* _WORK ORDER_
The lines below may contain the word "title". Please count those that do and give the number alone.

[Opening RECORDS SHOWN section]

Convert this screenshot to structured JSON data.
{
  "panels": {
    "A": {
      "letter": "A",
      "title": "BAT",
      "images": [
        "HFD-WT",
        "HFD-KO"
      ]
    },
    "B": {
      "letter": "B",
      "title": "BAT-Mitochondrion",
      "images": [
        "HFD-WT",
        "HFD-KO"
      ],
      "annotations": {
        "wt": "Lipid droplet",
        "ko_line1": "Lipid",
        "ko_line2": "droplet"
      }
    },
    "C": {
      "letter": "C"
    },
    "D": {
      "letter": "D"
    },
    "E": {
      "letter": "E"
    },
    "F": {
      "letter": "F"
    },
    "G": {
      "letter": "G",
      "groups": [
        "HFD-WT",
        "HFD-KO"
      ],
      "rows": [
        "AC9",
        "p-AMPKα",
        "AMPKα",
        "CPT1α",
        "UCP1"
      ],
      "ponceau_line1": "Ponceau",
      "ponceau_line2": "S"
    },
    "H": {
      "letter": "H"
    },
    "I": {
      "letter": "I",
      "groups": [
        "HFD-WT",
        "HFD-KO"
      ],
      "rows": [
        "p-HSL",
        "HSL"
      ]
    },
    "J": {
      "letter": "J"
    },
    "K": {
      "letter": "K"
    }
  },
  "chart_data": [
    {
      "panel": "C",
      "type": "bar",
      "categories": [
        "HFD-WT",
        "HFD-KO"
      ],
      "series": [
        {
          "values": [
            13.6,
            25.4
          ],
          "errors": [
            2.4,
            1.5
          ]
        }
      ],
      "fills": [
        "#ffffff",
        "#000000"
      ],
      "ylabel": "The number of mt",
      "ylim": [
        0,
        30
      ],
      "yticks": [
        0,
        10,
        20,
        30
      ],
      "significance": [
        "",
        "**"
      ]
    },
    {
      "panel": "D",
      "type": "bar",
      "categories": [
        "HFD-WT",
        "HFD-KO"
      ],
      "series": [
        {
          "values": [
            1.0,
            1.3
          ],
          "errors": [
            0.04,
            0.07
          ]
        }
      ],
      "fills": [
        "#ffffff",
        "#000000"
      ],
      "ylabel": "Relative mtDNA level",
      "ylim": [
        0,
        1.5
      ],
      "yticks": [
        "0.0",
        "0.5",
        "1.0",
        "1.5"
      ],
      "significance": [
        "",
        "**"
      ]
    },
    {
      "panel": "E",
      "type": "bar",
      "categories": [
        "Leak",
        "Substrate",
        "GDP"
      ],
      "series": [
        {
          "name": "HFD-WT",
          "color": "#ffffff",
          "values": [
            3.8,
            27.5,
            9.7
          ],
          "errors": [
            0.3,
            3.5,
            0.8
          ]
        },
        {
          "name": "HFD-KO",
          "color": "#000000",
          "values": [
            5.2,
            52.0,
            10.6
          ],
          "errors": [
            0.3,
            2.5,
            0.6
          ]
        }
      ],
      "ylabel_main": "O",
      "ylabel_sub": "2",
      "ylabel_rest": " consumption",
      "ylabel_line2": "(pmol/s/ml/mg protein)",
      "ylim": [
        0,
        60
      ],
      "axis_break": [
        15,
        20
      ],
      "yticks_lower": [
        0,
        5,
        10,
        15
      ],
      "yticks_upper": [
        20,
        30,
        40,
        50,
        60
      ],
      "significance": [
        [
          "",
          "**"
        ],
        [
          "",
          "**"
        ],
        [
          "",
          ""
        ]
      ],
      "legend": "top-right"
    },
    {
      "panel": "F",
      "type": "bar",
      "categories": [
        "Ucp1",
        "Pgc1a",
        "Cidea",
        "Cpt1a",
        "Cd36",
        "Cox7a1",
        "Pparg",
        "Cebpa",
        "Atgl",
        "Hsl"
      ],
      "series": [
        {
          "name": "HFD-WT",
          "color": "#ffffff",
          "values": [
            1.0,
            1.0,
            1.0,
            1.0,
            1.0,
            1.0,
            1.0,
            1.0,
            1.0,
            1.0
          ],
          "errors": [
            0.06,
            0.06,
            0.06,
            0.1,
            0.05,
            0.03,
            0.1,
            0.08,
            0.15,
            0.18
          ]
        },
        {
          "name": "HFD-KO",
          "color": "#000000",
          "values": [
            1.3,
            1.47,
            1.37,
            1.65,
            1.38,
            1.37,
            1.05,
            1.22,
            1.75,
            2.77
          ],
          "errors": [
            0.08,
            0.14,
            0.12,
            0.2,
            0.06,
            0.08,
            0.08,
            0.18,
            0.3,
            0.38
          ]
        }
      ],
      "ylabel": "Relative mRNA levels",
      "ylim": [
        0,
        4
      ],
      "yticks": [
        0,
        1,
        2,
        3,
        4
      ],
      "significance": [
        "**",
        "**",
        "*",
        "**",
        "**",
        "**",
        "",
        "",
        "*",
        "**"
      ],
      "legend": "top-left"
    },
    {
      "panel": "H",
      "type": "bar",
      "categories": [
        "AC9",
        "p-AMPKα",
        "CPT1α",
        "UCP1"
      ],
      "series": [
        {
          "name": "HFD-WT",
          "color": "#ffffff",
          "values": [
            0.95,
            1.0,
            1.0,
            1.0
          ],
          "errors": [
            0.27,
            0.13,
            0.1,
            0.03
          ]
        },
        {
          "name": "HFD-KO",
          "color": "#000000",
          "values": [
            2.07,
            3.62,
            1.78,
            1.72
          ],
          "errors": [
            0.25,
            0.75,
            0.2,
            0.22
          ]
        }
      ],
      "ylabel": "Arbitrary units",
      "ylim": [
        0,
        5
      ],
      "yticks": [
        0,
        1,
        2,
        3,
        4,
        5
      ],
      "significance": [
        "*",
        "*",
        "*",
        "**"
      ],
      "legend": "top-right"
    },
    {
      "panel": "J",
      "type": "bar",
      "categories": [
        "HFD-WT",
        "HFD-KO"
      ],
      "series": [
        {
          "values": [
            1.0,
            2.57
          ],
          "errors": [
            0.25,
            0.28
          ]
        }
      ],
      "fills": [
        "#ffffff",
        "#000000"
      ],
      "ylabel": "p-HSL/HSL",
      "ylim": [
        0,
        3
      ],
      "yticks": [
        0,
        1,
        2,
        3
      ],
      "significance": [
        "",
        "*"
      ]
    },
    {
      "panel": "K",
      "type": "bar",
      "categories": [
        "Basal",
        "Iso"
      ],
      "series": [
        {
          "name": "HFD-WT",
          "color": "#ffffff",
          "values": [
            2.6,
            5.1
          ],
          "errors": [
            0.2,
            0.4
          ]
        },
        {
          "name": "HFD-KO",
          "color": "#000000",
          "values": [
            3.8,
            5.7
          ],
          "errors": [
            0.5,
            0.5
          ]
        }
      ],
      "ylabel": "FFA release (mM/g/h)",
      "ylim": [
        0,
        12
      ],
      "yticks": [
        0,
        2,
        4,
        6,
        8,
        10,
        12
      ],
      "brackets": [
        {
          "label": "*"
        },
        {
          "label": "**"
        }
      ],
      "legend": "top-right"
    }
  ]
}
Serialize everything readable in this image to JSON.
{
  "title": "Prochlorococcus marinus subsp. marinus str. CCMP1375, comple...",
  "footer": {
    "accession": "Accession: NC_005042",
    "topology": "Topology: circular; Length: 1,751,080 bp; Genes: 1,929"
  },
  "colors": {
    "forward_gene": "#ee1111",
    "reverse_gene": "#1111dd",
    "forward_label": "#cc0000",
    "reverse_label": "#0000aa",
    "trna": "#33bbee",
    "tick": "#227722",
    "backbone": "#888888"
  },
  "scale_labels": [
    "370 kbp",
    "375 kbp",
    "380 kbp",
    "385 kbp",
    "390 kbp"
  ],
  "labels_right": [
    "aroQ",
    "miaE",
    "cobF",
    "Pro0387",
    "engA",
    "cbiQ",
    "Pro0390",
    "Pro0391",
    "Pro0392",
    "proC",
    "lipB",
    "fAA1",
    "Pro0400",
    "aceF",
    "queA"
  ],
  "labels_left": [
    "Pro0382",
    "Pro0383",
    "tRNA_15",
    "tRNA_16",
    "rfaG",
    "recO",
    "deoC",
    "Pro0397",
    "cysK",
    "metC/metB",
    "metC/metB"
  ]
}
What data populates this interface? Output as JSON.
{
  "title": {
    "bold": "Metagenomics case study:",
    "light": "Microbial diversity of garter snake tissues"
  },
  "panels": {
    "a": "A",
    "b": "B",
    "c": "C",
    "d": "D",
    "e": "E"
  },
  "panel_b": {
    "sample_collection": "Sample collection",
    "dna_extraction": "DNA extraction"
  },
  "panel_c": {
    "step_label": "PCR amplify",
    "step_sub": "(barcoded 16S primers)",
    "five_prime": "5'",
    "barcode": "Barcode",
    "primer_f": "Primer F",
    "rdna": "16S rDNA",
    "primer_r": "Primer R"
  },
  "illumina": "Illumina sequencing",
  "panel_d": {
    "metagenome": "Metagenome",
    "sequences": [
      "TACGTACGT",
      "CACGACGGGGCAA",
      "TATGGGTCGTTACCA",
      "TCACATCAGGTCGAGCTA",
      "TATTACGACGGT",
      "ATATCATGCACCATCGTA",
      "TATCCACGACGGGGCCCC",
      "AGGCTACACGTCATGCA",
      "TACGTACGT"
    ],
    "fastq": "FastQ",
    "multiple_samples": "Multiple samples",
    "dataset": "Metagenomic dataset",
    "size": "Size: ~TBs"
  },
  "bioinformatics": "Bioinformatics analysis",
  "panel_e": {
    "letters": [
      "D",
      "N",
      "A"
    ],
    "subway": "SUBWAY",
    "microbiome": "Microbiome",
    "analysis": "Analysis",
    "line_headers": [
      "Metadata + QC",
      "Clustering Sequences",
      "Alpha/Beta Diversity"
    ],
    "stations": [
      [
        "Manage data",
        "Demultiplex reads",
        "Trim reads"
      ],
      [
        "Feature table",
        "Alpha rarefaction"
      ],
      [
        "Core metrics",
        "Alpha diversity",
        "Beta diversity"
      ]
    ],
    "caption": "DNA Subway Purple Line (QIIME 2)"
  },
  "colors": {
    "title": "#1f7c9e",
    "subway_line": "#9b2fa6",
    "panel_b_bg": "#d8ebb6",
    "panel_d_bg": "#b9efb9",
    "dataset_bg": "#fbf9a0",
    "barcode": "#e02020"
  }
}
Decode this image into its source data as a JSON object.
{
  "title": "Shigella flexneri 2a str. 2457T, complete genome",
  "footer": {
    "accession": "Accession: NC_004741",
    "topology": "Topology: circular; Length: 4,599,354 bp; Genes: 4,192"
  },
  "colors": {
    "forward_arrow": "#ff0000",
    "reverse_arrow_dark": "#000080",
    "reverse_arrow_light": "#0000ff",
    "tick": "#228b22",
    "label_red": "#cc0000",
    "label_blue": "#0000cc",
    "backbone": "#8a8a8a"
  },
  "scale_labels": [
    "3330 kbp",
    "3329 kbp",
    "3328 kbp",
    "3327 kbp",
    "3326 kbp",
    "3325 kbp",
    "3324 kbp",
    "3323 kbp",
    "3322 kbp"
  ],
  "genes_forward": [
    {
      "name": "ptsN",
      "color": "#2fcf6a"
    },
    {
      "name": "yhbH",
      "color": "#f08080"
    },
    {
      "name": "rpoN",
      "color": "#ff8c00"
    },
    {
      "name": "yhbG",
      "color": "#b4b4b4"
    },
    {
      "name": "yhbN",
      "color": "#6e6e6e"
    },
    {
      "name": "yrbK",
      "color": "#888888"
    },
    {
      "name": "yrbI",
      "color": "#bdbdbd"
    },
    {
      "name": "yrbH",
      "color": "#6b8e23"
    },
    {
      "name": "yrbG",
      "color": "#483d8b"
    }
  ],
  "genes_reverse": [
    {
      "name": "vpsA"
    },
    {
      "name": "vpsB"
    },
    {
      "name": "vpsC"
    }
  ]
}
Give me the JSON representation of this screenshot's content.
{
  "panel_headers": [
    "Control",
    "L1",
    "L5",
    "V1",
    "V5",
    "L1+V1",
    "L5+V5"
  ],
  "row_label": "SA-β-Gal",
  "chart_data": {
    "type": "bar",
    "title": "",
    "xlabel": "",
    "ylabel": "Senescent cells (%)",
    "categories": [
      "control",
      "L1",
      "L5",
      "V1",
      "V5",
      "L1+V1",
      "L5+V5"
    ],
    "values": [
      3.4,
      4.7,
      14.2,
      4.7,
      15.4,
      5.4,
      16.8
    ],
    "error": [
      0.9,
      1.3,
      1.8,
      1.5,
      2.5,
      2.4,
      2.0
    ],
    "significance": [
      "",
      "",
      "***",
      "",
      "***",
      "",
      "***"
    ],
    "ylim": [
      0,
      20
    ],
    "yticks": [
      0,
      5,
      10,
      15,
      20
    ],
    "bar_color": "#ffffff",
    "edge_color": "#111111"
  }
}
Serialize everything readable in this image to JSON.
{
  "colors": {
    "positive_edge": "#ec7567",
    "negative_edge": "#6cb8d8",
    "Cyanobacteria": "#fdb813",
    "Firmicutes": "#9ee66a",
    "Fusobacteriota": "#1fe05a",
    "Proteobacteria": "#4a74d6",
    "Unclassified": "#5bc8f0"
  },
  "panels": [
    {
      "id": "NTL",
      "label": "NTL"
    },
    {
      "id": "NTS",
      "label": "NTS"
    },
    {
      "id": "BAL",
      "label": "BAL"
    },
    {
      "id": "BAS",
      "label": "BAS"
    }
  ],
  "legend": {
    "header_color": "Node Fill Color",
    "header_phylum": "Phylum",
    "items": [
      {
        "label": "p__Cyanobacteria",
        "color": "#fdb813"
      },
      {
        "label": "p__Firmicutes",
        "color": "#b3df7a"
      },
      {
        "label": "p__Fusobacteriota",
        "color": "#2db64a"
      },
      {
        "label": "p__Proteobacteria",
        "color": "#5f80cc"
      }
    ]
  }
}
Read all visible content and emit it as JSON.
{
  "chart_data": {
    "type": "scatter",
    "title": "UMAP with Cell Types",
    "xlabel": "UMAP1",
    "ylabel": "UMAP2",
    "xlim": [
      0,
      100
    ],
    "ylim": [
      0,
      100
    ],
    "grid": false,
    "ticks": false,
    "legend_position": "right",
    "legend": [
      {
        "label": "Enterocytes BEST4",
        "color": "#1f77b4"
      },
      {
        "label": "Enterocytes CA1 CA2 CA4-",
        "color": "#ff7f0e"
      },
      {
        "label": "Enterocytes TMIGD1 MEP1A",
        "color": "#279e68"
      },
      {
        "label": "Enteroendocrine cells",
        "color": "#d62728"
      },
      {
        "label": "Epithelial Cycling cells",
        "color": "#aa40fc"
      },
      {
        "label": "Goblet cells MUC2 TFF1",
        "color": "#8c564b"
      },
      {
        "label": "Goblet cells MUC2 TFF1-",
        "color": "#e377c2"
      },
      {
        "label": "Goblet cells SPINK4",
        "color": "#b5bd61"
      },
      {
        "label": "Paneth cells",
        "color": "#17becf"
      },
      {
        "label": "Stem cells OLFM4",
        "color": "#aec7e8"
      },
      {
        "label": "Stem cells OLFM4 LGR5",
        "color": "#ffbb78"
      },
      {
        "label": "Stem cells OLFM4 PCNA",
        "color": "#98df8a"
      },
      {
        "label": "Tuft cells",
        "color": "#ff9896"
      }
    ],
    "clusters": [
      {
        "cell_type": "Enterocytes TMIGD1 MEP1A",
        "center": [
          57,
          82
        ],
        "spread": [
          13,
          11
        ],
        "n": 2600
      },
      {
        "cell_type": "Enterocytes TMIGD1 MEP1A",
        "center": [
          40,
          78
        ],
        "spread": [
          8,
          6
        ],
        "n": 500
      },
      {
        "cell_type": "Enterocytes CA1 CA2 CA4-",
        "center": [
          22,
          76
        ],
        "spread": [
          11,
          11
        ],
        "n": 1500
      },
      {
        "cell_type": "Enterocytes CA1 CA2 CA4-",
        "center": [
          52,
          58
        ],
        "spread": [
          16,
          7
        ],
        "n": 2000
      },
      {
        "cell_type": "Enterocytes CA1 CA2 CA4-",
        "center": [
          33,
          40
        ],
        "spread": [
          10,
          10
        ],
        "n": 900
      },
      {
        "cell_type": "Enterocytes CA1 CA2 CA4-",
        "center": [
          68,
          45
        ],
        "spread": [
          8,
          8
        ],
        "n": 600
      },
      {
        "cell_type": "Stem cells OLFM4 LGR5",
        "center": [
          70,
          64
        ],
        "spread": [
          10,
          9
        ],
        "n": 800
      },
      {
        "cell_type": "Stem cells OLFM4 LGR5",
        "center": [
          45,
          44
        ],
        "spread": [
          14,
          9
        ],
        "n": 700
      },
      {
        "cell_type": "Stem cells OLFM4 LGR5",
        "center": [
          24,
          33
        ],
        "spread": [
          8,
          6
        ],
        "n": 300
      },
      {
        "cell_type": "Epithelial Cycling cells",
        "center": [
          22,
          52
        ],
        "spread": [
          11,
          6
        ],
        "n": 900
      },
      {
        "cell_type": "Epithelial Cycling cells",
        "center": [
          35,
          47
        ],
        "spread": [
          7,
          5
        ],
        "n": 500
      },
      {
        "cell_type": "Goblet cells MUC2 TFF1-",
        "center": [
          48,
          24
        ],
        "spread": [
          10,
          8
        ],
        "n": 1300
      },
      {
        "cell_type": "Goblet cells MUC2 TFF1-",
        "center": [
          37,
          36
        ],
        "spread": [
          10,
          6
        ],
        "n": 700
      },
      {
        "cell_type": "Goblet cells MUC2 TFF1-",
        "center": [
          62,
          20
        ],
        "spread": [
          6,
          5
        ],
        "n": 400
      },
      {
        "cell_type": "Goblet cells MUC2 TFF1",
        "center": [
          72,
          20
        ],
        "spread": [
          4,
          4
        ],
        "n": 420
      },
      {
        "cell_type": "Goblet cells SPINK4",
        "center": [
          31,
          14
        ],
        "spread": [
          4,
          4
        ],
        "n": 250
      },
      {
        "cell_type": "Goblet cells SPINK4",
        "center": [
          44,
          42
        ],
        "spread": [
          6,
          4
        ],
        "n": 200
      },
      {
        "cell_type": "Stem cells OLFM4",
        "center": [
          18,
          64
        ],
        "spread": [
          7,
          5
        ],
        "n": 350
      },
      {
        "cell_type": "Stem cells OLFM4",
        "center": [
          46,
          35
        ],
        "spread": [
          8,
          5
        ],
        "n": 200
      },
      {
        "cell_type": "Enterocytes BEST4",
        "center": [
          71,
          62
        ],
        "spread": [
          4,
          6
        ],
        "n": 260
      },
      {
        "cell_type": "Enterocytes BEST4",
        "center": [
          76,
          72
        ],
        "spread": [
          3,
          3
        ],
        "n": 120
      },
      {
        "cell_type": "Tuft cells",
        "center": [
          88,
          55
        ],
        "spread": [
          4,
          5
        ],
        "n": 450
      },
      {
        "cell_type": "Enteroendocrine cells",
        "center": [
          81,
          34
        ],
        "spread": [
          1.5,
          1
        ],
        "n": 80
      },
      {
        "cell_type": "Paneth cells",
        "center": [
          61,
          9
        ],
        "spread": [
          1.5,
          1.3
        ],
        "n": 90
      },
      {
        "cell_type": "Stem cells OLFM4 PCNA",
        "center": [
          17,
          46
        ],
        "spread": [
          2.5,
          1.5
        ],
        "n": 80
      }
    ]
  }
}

[Closing RECORDS SHOWN section]

* _WRITTEN REPLY_
8